- Fragmento:
No reconocemos su capacidad para observar, deducir, hacerse preguntas que incomodan e incluso desestabilizan nuestras certezas adultas. No reconocemos, como tal vez sí hacían sociedades antiguas, que el pensamiento profundo no es propiedad exclusiva de la madurez.

Hacia una educación que haga florecer el pensamiento filosófico

Si la infancia es una construcción histórica, también puede ser transformada. Podemos abandonar la idea de que educar es moldear, normalizar o ajustar a un patrón, para adoptar una práctica educativa que acompañe y no discipline, que escuche y no silencie, que cultive en lugar de controlar.

Eso requiere reconocer en el niño:

  • una capacidad temprana de observación fina
  • una sensibilidad analítica poderosa
  • una habilidad para deducir relaciones que los adultos ya no vemos
  • una disposición al asombro que es, quizá, la forma más pura de filosofía

Una educación verdaderamente humanizante no suprime estas capacidades: las hace florecer. Porque los niños sí entienden lo que escuchan, sí observan, sí deducen y sí preguntan con radicalidad. Es nuestra tarea abrirles los espacios donde su pensamiento crítico –su pensamiento filosófico– pueda desplegarse sin miedo, sin molde, sin estándar.


En resumen, fue sólo con la consolidación de los Estados modernos, la institucionalización de la escuela y el surgimiento de nuevas formas de organización social que apareció la idea de infancia como una etapa separada, frágil y maleable. La infancia es, en buena medida, una construcción cultural, una respuesta histórica a la necesidad de regular, homogeneizar y estandarizar a los futuros ciudadanos. Desde esta perspectiva, la educación se concibe como un dispositivo de moldeamiento: clasifica, delimita, controla ritmos y comportamientos; distribuye saberes y silencios; organiza lo que se debe aprender y, sobre todo, cómo aprenderlo.

- Datos guardados:
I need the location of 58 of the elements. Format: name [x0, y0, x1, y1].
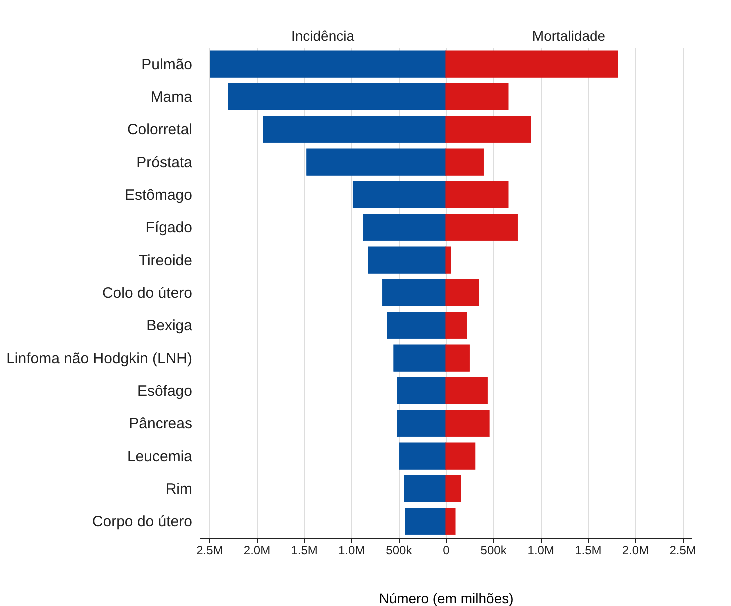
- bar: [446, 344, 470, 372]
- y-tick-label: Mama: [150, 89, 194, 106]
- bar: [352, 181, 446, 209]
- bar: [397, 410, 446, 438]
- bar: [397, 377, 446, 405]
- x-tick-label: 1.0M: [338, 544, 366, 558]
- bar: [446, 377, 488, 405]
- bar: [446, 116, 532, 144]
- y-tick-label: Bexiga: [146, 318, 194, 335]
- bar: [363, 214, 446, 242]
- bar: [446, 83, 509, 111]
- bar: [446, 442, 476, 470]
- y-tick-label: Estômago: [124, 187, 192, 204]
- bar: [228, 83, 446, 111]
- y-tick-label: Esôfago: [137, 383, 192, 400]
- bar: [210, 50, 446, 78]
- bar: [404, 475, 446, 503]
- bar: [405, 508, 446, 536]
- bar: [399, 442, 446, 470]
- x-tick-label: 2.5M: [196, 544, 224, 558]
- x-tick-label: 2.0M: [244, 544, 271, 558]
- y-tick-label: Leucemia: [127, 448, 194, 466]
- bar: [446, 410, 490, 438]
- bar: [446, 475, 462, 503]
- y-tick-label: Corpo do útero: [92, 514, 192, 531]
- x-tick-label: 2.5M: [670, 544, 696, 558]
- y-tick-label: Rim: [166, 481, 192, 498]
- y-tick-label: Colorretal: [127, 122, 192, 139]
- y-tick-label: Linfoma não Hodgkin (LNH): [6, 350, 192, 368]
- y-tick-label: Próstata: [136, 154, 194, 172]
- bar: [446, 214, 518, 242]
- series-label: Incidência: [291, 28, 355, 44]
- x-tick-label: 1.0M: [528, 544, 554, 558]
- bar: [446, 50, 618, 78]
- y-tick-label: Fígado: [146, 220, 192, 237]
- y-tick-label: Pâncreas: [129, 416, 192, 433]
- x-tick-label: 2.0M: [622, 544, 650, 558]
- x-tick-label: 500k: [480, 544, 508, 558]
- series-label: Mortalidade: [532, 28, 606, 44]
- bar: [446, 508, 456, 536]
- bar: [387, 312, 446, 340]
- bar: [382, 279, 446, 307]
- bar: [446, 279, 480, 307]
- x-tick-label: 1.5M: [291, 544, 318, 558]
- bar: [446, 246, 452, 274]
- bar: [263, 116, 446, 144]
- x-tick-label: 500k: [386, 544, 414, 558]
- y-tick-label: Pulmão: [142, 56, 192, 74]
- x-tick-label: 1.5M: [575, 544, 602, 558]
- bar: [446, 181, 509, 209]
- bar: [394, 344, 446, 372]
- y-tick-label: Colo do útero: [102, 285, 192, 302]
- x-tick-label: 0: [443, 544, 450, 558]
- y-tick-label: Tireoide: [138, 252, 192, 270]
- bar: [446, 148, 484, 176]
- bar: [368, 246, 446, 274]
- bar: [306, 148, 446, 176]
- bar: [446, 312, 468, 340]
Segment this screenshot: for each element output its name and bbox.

- Ejercicios por resolver:
1. Responde según el fragmento sobre la infancia:
(a) ¿Qué disposición del niño podría ser, quizá, la forma más pura de filosofía?
(b) ¿Qué tres procesos acompañaron la aparición de la idea de infancia como etapa separada, frágil y maleable?
(c) ¿Qué tres acciones debe realizar la práctica educativa propuesta en lugar de disciplinar, silenciar y controlar?
2. Escribe lo que sigue al fragmento sobre la infancia y la educación, a partir de su última oración.

- Resultados esperados:
1.
(a) La disposición al asombro.
(b) La consolidación de los Estados modernos, la institucionalización de la escuela y el surgimiento de nuevas formas de organización social.
(c) Acompañar, escuchar y cultivar.

2.
 

Esta mirada ha tenido un efecto secundario que persiste en nuestra época: subestimamos a los niños. Nos cuesta otorgarles agencia, reconocer su potencia reflexiva, aceptar que su observación del mundo es aguda y que sus preguntas –a veces desordenadas, a veces incómodas– cuestionan con precisión quirúrgica las certezas que a los adultos nos sostienen.


¿Y si la infancia no fuera una etapa de incapacidad sino un momento privilegiado para el pensamiento filosófico? ¿Y si la educación no estuviera llamada a “formar” sino a hacer florecer lo que ya está en potencia?

 

Si abandonamos la idea de que educar es moldear, homogeneizar y estandarizar, podemos mirar al infante desde otro horizonte: como un ser pleno de capacidades, capaz de observar matices que los adultos pasamos por alto; capaz de analizar relaciones que hemos dejado de ver por costumbre; capaz de deducir, de imaginar y de preguntar sin el miedo que nuestra socialización ha instalado en nosotros.

 

La tarea educativa, desde una perspectiva filosófica, no consiste en suprimir esas capacidades en nombre de un ideal de normalización, sino en cultivarlas. Se trata de acompañar preguntas, de abrir espacios para el asombro, de validar las hipótesis que los niños elaboran y de reconocer su derecho a interpelar el mundo. En una educación así, la escuela deja de ser un molde y se convierte en un jardín donde cada forma de pensamiento puede crecer con su propia luz.

 

Lo que a veces falta no es capacidad en los niños, sino una práctica educativa que los reconozca como interlocutores filosóficos de pleno derecho. Una práctica que no busque ajustar su pensamiento a un patrón, sino que permita que su mirada –tan propia, tan viva, tan crítica– pueda florecer.